Written instruction:
Extract every line of the material below verbatim, in order. Leave out the picture.

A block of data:
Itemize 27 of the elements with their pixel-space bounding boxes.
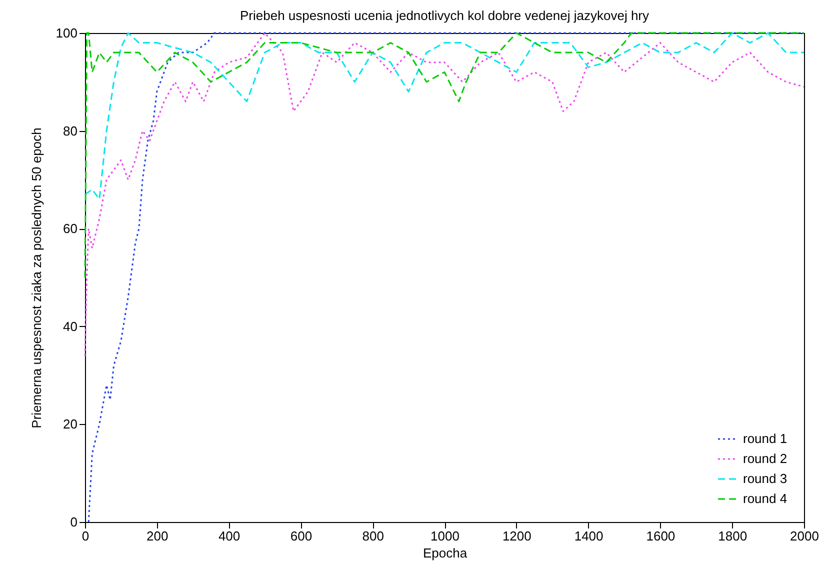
line-series bbox=[84, 32, 805, 278]
y-axis-title: Priemerna uspesnost ziaka za poslednych 50 epoch bbox=[28, 128, 44, 428]
chart-title: Priebeh uspesnosti ucenia jednotlivych kol dobre vedenej jazykovej hry bbox=[240, 8, 650, 23]
legend-label: round 1 bbox=[743, 431, 788, 446]
x-tick-label: 2000 bbox=[790, 528, 819, 544]
x-tick-label: 1600 bbox=[646, 528, 676, 544]
x-tick-label: 800 bbox=[362, 528, 384, 544]
y-tick-label: 80 bbox=[63, 123, 78, 138]
x-tick-label: 0 bbox=[82, 528, 90, 544]
legend-label: round 2 bbox=[743, 451, 788, 466]
x-axis-title: Epocha bbox=[422, 546, 468, 560]
x-tick-label: 200 bbox=[146, 528, 168, 544]
line-series bbox=[84, 32, 805, 356]
x-tick-label: 1800 bbox=[718, 528, 748, 544]
y-tick-label: 100 bbox=[56, 26, 78, 40]
x-tick-label: 1400 bbox=[574, 528, 604, 544]
y-tick-label: 0 bbox=[70, 514, 78, 530]
x-tick-label: 600 bbox=[290, 528, 312, 544]
legend-label: round 3 bbox=[743, 471, 788, 486]
y-tick-label: 60 bbox=[63, 221, 78, 236]
y-tick-label: 40 bbox=[63, 318, 78, 334]
x-tick-label: 1000 bbox=[430, 528, 460, 544]
x-tick-label: 1200 bbox=[502, 528, 532, 544]
line-series bbox=[84, 32, 805, 200]
y-tick-label: 20 bbox=[63, 416, 78, 432]
x-tick-label: 400 bbox=[218, 528, 240, 544]
legend-label: round 4 bbox=[743, 491, 788, 506]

Complete output:
Itemize 27 of the elements with their pixel-space bounding boxes.
line-series bbox=[84, 32, 805, 278]
y-axis-title: Priemerna uspesnost ziaka za poslednych 50 epoch bbox=[28, 128, 44, 428]
chart-title: Priebeh uspesnosti ucenia jednotlivych kol dobre vedenej jazykovej hry bbox=[240, 8, 650, 23]
legend-label: round 1 bbox=[743, 431, 788, 446]
x-tick-label: 2000 bbox=[790, 528, 819, 544]
x-tick-label: 1600 bbox=[646, 528, 676, 544]
x-tick-label: 800 bbox=[362, 528, 384, 544]
y-tick-label: 80 bbox=[63, 123, 78, 138]
x-tick-label: 0 bbox=[82, 528, 90, 544]
legend-label: round 2 bbox=[743, 451, 788, 466]
x-axis-title: Epocha bbox=[422, 546, 468, 560]
x-tick-label: 200 bbox=[146, 528, 168, 544]
line-series bbox=[84, 32, 805, 356]
x-tick-label: 1800 bbox=[718, 528, 748, 544]
y-tick-label: 100 bbox=[56, 26, 78, 40]
x-tick-label: 1400 bbox=[574, 528, 604, 544]
y-tick-label: 0 bbox=[70, 514, 78, 530]
x-tick-label: 600 bbox=[290, 528, 312, 544]
legend-label: round 3 bbox=[743, 471, 788, 486]
y-tick-label: 60 bbox=[63, 221, 78, 236]
y-tick-label: 40 bbox=[63, 318, 78, 334]
x-tick-label: 1000 bbox=[430, 528, 460, 544]
x-tick-label: 1200 bbox=[502, 528, 532, 544]
line-series bbox=[84, 32, 805, 200]
y-tick-label: 20 bbox=[63, 416, 78, 432]
x-tick-label: 400 bbox=[218, 528, 240, 544]
legend-label: round 4 bbox=[743, 491, 788, 506]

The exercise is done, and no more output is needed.